* _Work to be completed_
Which lines below hold the word "Education"? Copy all of them.

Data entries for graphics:

— BEGIN —

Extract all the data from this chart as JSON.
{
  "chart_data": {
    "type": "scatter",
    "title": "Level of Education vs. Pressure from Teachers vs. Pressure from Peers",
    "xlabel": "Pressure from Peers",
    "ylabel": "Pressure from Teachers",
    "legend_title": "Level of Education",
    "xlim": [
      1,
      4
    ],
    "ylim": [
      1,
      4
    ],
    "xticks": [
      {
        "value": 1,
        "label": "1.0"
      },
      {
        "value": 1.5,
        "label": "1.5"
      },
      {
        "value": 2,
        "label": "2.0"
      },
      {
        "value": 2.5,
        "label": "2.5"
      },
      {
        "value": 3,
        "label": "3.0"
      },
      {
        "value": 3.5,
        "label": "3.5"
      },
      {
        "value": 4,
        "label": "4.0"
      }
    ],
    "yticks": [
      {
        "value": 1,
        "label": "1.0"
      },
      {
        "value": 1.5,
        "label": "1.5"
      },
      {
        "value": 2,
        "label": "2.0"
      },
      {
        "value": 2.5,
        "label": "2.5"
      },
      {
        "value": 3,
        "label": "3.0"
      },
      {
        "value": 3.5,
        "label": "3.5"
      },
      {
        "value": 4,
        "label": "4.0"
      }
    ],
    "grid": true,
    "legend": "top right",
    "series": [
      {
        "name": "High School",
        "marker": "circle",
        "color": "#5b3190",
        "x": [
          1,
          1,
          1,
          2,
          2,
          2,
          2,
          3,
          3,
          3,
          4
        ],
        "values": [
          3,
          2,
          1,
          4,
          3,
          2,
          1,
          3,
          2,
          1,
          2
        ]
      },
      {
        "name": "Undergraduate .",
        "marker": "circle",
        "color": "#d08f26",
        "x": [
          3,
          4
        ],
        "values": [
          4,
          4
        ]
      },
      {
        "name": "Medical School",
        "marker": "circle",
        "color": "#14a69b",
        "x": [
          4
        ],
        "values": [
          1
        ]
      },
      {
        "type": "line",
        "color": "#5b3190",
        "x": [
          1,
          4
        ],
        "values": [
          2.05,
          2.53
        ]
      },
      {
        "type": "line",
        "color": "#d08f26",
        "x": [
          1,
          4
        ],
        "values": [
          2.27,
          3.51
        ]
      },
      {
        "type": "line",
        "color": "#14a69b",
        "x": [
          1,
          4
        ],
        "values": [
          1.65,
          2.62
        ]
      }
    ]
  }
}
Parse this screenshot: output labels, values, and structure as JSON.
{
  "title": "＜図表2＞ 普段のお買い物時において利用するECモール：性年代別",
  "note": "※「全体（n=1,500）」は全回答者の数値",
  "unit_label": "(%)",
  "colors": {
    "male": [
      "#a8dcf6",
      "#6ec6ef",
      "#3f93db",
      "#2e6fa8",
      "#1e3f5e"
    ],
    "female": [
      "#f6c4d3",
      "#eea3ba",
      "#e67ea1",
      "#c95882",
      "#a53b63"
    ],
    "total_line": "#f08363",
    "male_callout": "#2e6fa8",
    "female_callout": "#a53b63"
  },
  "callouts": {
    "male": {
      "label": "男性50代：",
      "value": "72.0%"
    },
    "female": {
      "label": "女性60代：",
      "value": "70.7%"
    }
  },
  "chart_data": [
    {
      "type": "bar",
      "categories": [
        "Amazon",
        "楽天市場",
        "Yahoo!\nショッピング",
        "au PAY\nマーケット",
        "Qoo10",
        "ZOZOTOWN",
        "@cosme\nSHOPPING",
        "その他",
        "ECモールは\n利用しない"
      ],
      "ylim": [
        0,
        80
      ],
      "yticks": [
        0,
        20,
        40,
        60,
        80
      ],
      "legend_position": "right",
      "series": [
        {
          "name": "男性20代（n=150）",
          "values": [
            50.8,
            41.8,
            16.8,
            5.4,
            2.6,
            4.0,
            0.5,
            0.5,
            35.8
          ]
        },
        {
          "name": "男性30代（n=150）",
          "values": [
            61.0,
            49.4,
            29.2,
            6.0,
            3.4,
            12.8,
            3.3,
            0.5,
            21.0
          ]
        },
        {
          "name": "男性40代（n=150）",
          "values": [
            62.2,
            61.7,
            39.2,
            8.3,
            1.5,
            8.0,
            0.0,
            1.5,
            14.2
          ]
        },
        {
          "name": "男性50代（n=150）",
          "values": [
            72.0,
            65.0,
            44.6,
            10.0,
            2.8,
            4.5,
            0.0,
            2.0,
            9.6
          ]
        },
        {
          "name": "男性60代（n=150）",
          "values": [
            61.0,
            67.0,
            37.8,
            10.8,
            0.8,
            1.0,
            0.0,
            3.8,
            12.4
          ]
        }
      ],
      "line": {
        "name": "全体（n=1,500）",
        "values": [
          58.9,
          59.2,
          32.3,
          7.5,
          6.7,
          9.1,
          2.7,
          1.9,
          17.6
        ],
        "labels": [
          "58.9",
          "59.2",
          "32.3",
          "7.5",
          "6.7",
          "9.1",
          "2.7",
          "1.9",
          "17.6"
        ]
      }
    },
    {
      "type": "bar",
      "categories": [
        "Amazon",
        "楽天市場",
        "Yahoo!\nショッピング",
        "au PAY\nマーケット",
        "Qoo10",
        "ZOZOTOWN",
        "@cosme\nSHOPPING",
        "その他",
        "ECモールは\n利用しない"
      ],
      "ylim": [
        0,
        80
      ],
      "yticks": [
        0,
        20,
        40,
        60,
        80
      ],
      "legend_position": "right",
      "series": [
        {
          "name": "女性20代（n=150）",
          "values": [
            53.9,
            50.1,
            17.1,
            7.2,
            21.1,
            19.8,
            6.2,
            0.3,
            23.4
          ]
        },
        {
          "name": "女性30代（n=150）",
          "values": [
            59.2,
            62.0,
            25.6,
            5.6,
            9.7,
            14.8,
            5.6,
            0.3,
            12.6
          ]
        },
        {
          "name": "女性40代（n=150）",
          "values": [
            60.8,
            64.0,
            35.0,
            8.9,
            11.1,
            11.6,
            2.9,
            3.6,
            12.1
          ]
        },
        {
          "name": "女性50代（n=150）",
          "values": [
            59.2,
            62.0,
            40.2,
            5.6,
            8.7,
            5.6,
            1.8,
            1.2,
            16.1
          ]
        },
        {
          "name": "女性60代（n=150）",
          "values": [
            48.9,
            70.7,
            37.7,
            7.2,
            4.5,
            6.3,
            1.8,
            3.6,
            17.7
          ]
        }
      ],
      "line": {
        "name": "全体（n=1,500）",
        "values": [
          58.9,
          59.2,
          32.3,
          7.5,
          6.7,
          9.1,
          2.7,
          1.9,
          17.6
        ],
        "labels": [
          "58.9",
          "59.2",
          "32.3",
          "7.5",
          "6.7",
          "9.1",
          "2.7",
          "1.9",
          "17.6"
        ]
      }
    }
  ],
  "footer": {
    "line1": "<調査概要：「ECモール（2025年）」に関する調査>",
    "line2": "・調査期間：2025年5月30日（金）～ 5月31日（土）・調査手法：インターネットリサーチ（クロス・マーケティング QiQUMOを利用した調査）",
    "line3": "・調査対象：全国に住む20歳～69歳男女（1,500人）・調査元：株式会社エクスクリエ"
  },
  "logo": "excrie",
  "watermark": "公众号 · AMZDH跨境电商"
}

— END —

* _Response to the task_
    "title": "Level of Education vs. Pressure from Teachers vs. Pressure from Peers",
    "legend_title": "Level of Education",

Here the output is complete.